▶ [Provided material]
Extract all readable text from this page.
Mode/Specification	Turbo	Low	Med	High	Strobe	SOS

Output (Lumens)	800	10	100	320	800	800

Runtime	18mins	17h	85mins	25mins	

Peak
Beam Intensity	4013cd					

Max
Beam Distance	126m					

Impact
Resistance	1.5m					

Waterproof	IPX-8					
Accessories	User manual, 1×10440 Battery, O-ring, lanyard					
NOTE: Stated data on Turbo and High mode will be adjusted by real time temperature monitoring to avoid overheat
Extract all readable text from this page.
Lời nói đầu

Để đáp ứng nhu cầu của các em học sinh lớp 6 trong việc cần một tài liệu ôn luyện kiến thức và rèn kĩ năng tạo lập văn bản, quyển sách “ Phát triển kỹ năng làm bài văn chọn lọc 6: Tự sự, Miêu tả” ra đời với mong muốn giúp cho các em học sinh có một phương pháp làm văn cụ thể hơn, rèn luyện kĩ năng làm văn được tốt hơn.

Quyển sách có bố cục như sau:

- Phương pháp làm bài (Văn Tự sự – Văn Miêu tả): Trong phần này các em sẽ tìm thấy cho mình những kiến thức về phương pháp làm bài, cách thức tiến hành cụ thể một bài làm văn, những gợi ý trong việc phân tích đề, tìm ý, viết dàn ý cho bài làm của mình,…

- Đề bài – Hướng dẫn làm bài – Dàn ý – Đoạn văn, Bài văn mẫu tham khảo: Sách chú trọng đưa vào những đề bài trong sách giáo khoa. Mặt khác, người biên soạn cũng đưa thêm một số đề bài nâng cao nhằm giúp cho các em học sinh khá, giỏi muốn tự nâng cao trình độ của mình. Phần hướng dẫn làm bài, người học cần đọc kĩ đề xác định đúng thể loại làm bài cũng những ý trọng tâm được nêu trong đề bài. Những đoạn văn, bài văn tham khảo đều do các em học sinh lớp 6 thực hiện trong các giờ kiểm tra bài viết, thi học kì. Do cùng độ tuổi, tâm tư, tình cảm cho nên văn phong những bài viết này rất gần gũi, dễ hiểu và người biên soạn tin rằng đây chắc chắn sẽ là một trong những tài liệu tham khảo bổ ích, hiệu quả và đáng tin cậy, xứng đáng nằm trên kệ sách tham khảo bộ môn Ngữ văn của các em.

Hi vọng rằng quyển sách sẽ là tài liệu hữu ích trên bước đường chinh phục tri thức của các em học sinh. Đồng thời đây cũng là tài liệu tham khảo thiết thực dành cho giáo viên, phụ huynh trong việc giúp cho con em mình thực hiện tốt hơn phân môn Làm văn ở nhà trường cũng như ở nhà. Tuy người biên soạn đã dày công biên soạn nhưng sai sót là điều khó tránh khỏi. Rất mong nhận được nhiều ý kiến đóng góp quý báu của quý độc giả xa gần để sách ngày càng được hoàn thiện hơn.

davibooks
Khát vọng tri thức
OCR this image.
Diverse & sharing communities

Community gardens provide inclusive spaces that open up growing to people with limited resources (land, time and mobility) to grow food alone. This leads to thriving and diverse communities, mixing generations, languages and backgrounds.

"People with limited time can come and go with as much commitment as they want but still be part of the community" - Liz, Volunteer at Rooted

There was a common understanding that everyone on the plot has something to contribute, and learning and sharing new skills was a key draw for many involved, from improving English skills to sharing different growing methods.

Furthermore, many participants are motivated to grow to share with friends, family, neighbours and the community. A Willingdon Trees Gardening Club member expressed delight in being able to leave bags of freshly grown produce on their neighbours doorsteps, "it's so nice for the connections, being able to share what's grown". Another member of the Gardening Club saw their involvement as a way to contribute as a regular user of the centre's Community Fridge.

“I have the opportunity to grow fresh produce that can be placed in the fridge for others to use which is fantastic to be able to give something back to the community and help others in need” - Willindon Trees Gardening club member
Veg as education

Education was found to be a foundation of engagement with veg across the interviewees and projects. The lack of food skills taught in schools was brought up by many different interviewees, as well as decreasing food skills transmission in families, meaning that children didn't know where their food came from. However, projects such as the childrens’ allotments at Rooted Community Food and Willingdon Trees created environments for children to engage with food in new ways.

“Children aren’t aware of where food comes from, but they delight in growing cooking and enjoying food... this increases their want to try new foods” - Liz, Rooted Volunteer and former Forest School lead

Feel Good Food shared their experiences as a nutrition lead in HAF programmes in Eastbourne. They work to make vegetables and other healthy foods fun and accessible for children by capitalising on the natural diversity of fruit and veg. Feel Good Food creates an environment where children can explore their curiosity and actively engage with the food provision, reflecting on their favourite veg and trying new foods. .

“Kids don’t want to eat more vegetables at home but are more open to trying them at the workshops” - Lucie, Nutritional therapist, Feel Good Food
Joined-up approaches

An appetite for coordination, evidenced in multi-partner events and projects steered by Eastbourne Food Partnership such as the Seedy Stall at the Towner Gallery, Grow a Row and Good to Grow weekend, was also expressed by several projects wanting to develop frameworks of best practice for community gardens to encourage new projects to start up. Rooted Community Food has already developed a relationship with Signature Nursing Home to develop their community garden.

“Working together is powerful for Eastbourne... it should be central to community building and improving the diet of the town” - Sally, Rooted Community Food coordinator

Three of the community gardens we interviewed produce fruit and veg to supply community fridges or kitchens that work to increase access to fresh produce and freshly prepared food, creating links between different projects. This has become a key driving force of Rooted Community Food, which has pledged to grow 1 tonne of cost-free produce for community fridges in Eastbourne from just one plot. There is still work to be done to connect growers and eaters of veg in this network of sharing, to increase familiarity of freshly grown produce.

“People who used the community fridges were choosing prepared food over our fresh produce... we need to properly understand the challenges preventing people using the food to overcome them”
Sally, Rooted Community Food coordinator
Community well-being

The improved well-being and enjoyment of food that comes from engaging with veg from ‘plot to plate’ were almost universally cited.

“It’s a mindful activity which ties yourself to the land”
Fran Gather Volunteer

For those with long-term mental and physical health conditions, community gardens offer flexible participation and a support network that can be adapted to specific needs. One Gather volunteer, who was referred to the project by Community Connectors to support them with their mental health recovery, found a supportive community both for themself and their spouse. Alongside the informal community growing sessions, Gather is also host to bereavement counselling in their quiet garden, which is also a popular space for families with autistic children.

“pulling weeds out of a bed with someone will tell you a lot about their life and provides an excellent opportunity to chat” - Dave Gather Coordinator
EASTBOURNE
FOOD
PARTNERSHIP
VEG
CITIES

▶ [Problem]
Copy out each line of the data where the string "giáo" appears.

▶ [Task response]
- Đề bài – Hướng dẫn làm bài – Dàn ý – Đoạn văn, Bài văn mẫu tham khảo: Sách chú trọng đưa vào những đề bài trong sách giáo khoa. Mặt khác, người biên soạn cũng đưa thêm một số đề bài nâng cao nhằm giúp cho các em học sinh khá, giỏi muốn tự nâng cao trình độ của mình. Phần hướng dẫn làm bài, người học cần đọc kĩ đề xác định đúng thể loại làm bài cũng những ý trọng tâm được nêu trong đề bài. Những đoạn văn, bài văn tham khảo đều do các em học sinh lớp 6 thực hiện trong các giờ kiểm tra bài viết, thi học kì. Do cùng độ tuổi, tâm tư, tình cảm cho nên văn phong những bài viết này rất gần gũi, dễ hiểu và người biên soạn tin rằng đây chắc chắn sẽ là một trong những tài liệu tham khảo bổ ích, hiệu quả và đáng tin cậy, xứng đáng nằm trên kệ sách tham khảo bộ môn Ngữ văn của các em.
Hi vọng rằng quyển sách sẽ là tài liệu hữu ích trên bước đường chinh phục tri thức của các em học sinh. Đồng thời đây cũng là tài liệu tham khảo thiết thực dành cho giáo viên, phụ huynh trong việc giúp cho con em mình thực hiện tốt hơn phân môn Làm văn ở nhà trường cũng như ở nhà. Tuy người biên soạn đã dày công biên soạn nhưng sai sót là điều khó tránh khỏi. Rất mong nhận được nhiều ý kiến đóng góp quý báu của quý độc giả xa gần để sách ngày càng được hoàn thiện hơn.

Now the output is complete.